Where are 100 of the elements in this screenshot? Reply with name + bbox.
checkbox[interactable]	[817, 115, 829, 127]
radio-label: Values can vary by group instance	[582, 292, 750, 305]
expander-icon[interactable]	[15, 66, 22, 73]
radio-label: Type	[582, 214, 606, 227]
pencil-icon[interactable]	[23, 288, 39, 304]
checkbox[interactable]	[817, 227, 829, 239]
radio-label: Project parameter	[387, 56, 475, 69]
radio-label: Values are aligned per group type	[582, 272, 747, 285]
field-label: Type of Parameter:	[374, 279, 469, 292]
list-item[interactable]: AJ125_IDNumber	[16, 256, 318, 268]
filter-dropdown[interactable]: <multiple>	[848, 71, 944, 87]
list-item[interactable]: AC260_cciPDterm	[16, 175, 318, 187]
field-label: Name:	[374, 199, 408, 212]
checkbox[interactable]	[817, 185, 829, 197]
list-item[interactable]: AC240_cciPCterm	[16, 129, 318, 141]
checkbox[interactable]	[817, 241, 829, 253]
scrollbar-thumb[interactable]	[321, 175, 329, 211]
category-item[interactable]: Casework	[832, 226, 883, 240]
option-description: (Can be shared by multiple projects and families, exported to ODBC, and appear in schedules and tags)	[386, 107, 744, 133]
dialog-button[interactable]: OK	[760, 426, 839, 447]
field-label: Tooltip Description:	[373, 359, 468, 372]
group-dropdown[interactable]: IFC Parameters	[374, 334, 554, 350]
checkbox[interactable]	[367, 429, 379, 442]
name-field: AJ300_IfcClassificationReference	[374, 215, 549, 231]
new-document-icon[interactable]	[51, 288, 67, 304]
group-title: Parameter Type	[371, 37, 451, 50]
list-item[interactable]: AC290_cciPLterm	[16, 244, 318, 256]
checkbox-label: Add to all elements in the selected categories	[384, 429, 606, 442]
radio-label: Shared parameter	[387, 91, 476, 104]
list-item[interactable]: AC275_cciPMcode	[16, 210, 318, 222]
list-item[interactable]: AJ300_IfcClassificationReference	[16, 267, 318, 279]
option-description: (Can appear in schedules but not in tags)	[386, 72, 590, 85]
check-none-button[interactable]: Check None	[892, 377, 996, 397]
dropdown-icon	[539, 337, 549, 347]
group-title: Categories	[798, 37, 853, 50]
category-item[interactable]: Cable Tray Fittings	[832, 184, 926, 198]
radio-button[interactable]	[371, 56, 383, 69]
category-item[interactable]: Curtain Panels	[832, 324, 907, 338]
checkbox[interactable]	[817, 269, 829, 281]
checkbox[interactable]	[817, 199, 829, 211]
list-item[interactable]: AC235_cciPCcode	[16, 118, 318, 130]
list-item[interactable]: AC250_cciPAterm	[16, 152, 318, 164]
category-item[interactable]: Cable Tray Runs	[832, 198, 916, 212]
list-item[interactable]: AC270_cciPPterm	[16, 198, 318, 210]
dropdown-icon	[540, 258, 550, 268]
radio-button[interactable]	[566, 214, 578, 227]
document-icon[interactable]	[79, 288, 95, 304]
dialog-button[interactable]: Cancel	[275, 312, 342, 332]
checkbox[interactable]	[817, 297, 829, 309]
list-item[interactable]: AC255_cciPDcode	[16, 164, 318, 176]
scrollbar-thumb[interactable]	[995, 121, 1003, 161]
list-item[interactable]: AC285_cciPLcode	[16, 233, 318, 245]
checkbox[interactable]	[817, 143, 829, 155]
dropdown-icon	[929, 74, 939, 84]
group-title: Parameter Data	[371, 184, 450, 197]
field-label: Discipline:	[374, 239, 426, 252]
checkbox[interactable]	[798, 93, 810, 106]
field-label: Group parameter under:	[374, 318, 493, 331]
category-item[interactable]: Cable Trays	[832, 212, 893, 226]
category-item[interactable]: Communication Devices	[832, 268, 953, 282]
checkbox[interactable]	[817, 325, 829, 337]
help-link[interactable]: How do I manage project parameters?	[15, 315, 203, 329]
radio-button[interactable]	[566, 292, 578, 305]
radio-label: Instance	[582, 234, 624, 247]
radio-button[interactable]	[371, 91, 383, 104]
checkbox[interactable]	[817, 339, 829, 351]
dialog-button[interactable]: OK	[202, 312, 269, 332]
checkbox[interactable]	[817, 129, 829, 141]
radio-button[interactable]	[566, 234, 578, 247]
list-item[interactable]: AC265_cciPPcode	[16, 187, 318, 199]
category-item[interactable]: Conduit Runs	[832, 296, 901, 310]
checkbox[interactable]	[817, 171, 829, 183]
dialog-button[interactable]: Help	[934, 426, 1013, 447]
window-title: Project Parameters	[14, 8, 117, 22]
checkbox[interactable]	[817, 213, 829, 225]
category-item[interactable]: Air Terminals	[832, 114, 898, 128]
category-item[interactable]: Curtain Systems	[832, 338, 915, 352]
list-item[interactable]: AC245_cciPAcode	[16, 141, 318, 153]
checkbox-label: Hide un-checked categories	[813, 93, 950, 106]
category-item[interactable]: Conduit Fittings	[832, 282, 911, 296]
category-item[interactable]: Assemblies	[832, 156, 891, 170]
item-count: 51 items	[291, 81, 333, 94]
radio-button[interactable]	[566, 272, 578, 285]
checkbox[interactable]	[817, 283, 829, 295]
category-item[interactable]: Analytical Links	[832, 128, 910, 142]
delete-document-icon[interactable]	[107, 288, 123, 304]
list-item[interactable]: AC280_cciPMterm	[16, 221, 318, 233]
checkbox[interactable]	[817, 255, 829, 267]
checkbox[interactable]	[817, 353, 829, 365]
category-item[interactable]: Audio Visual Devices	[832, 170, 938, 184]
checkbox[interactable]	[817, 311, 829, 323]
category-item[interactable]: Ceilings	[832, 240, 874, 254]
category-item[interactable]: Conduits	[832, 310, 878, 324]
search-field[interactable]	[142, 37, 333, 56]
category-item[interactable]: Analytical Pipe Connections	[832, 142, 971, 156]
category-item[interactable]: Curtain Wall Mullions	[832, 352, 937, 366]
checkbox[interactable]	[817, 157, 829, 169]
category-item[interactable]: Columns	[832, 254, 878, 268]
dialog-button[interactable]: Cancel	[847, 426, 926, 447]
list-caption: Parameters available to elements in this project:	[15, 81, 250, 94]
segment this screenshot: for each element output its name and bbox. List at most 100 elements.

^^^^

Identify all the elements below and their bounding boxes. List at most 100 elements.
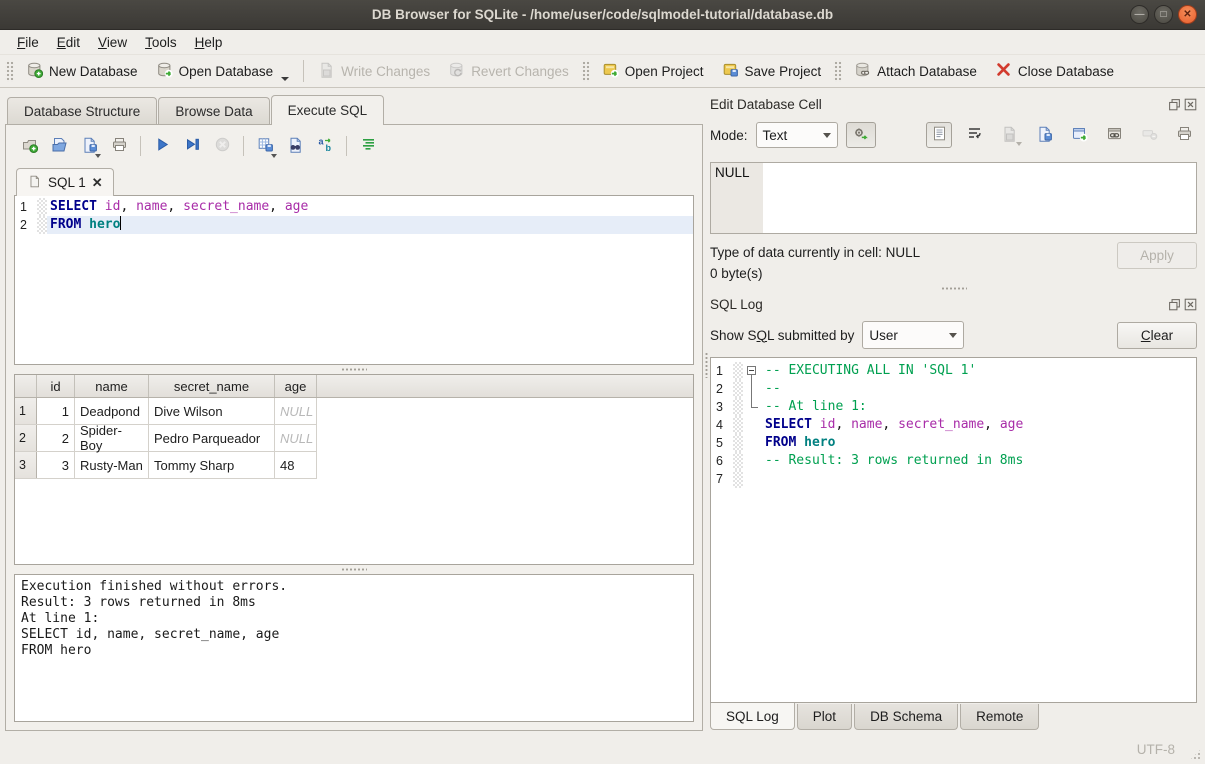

^^^^

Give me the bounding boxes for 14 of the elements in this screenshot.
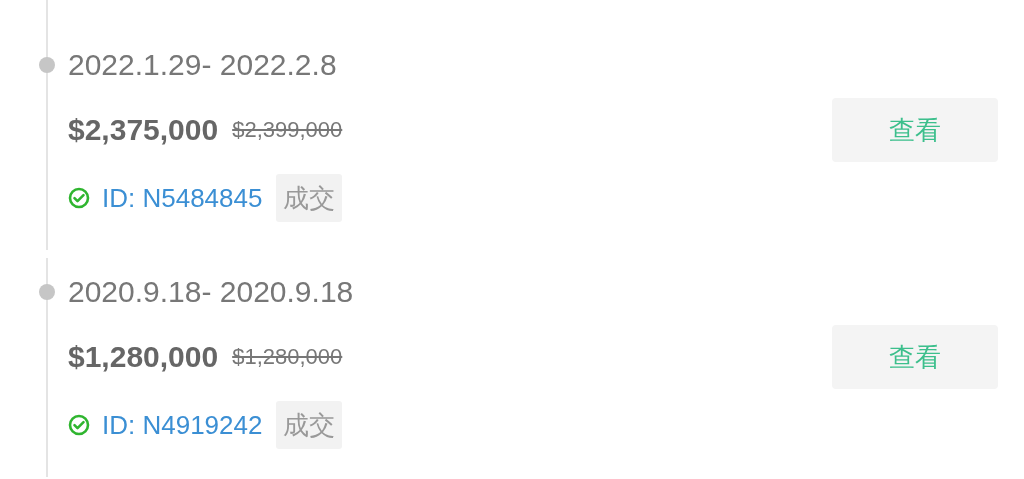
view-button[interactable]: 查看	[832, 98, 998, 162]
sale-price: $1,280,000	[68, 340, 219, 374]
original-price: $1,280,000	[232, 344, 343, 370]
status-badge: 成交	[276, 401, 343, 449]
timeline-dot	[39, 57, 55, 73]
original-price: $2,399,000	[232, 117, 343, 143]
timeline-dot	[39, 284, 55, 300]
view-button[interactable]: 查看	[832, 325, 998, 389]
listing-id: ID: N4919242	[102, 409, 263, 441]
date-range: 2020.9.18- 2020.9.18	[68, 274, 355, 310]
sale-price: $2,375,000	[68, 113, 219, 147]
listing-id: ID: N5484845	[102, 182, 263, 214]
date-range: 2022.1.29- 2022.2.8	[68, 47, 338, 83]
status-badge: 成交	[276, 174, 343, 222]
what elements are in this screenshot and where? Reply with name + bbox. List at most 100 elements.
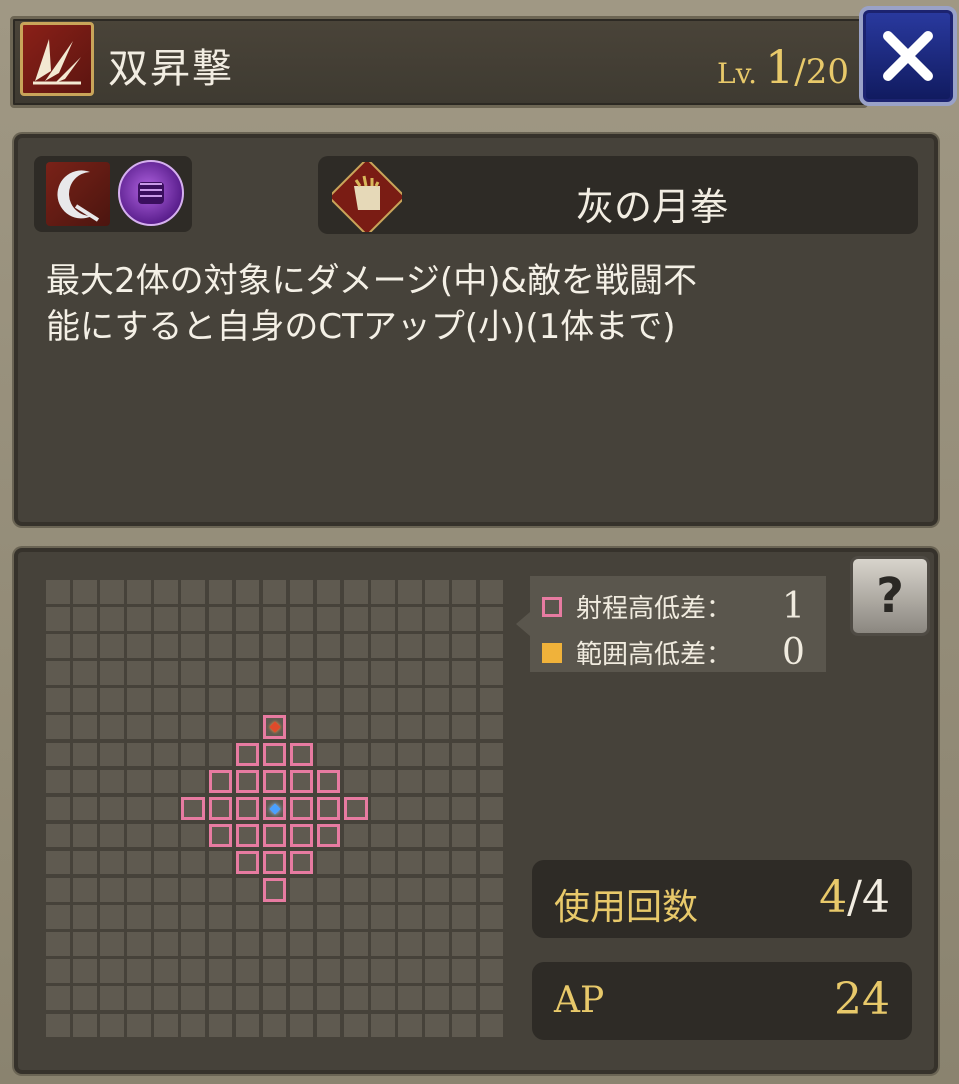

^^^^

● **DIRECTIONS**:
Set out the lines above, from the line containing "Where are 100" to the line containing "214, 606, 227]", as a numbered list, leaving out any blank lines.

● **RESPONSE FOR THIS EXERCISE**:
1. Where are 100 of the elements in this screenshot? Reply with name + bbox.
2. checkbox[interactable]	[817, 115, 829, 127]
3. radio-label: Values can vary by group instance	[582, 292, 750, 305]
4. expander-icon[interactable]	[15, 66, 22, 73]
5. radio-label: Type	[582, 214, 606, 227]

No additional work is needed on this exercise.